EXCERPTED RECORDS:
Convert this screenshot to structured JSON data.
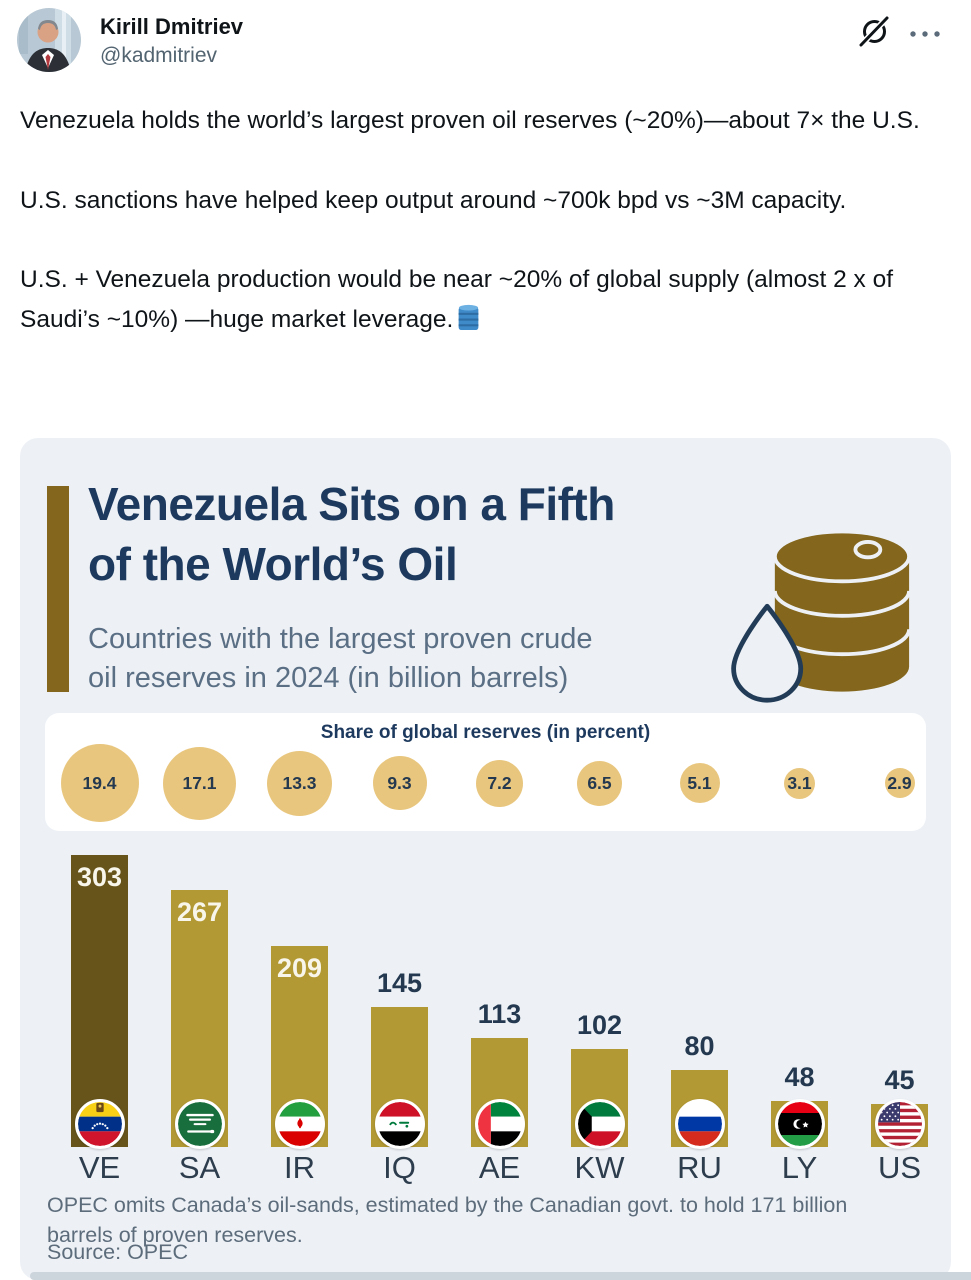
{
  "tweet": {
    "author_name": "Kirill Dmitriev",
    "author_handle": "@kadmitriev",
    "paragraphs": [
      "Venezuela holds the world’s largest proven oil reserves (~20%)—about 7× the U.S.",
      "U.S. sanctions have helped keep output around ~700k bpd vs ~3M capacity.",
      "U.S. + Venezuela production would be near ~20% of global supply (almost 2 x of Saudi’s ~10%) —huge market leverage."
    ]
  },
  "infographic": {
    "title_line1": "Venezuela Sits on a Fifth",
    "title_line2": "of the World’s Oil",
    "subtitle_line1": "Countries with the largest proven crude",
    "subtitle_line2": "oil reserves in 2024 (in billion barrels)",
    "share_title": "Share of global reserves (in percent)",
    "footnote": "OPEC omits Canada’s oil-sands, estimated by the Canadian govt. to hold 171 billion barrels of proven reserves.",
    "source": "Source: OPEC"
  },
  "chart_data": {
    "type": "bar",
    "title": "Venezuela Sits on a Fifth of the World’s Oil",
    "subtitle": "Countries with the largest proven crude oil reserves in 2024 (in billion barrels)",
    "categories": [
      "VE",
      "SA",
      "IR",
      "IQ",
      "AE",
      "KW",
      "RU",
      "LY",
      "US"
    ],
    "series": [
      {
        "name": "Proven crude oil reserves 2024 (billion barrels)",
        "values": [
          303,
          267,
          209,
          145,
          113,
          102,
          80,
          48,
          45
        ]
      },
      {
        "name": "Share of global reserves (percent)",
        "values": [
          19.4,
          17.1,
          13.3,
          9.3,
          7.2,
          6.5,
          5.1,
          3.1,
          2.9
        ]
      }
    ],
    "ylabel": "billion barrels",
    "ylim": [
      0,
      303
    ],
    "grid": false,
    "legend_position": "none",
    "highlight_category": "VE",
    "labels_inside_bars": [
      "VE",
      "SA",
      "IR"
    ]
  },
  "colors": {
    "card_bg": "#edf1f6",
    "navy": "#1d3a5e",
    "subtitle_gray": "#5a6e84",
    "gold_dark": "#84671c",
    "bar_gold": "#b39933",
    "bar_highlight": "#67541a",
    "circle_tan": "#e8c67e",
    "footnote_gray": "#5d6c7b",
    "handle_gray": "#536471",
    "text_black": "#0f1419"
  }
}
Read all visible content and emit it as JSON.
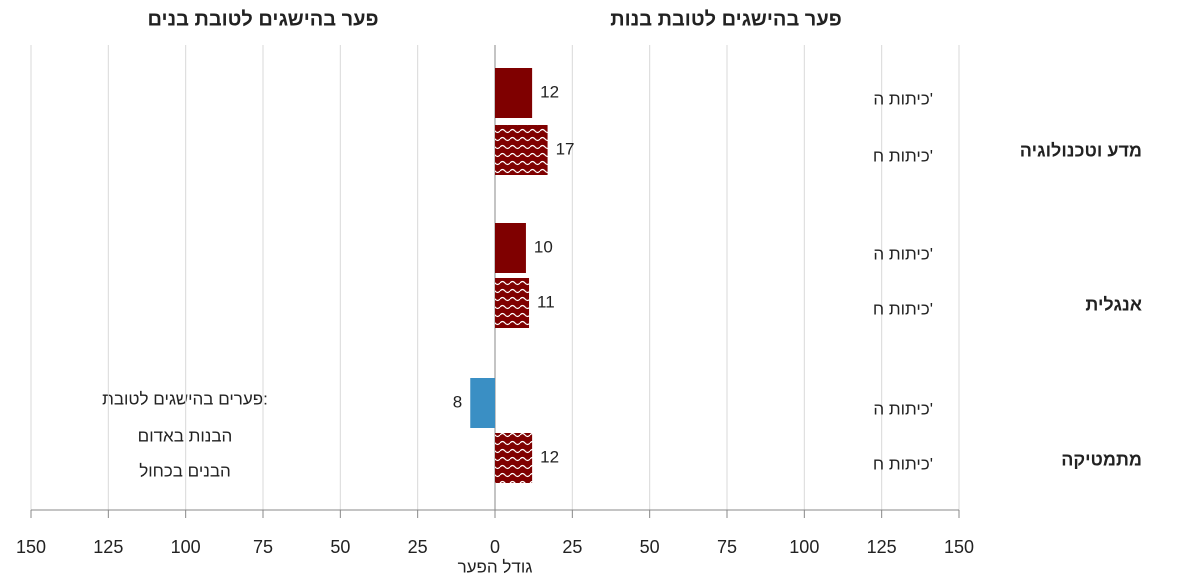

PROBLEM:
Repeat all of the data above word for word, minus the pictures.

RESULT FOR THIS EXERCISE:
Convert this screenshot to structured JSON data.
{
  "tweet": {
    "author_name": "Kirill Dmitriev",
    "author_handle": "@kadmitriev",
    "paragraphs": [
      "Venezuela holds the world’s largest proven oil reserves (~20%)—about 7× the U.S.",
      "U.S. sanctions have helped keep output around ~700k bpd vs ~3M capacity.",
      "U.S. + Venezuela production would be near ~20% of global supply (almost 2 x of Saudi’s ~10%) —huge market leverage."
    ]
  },
  "infographic": {
    "title_line1": "Venezuela Sits on a Fifth",
    "title_line2": "of the World’s Oil",
    "subtitle_line1": "Countries with the largest proven crude",
    "subtitle_line2": "oil reserves in 2024 (in billion barrels)",
    "share_title": "Share of global reserves (in percent)",
    "footnote": "OPEC omits Canada’s oil-sands, estimated by the Canadian govt. to hold 171 billion barrels of proven reserves.",
    "source": "Source: OPEC"
  },
  "chart_data": {
    "type": "bar",
    "title": "Venezuela Sits on a Fifth of the World’s Oil",
    "subtitle": "Countries with the largest proven crude oil reserves in 2024 (in billion barrels)",
    "categories": [
      "VE",
      "SA",
      "IR",
      "IQ",
      "AE",
      "KW",
      "RU",
      "LY",
      "US"
    ],
    "series": [
      {
        "name": "Proven crude oil reserves 2024 (billion barrels)",
        "values": [
          303,
          267,
          209,
          145,
          113,
          102,
          80,
          48,
          45
        ]
      },
      {
        "name": "Share of global reserves (percent)",
        "values": [
          19.4,
          17.1,
          13.3,
          9.3,
          7.2,
          6.5,
          5.1,
          3.1,
          2.9
        ]
      }
    ],
    "ylabel": "billion barrels",
    "ylim": [
      0,
      303
    ],
    "grid": false,
    "legend_position": "none",
    "highlight_category": "VE",
    "labels_inside_bars": [
      "VE",
      "SA",
      "IR"
    ]
  },
  "colors": {
    "card_bg": "#edf1f6",
    "navy": "#1d3a5e",
    "subtitle_gray": "#5a6e84",
    "gold_dark": "#84671c",
    "bar_gold": "#b39933",
    "bar_highlight": "#67541a",
    "circle_tan": "#e8c67e",
    "footnote_gray": "#5d6c7b",
    "handle_gray": "#536471",
    "text_black": "#0f1419"
  }
}
Read all visible content and emit it as JSON.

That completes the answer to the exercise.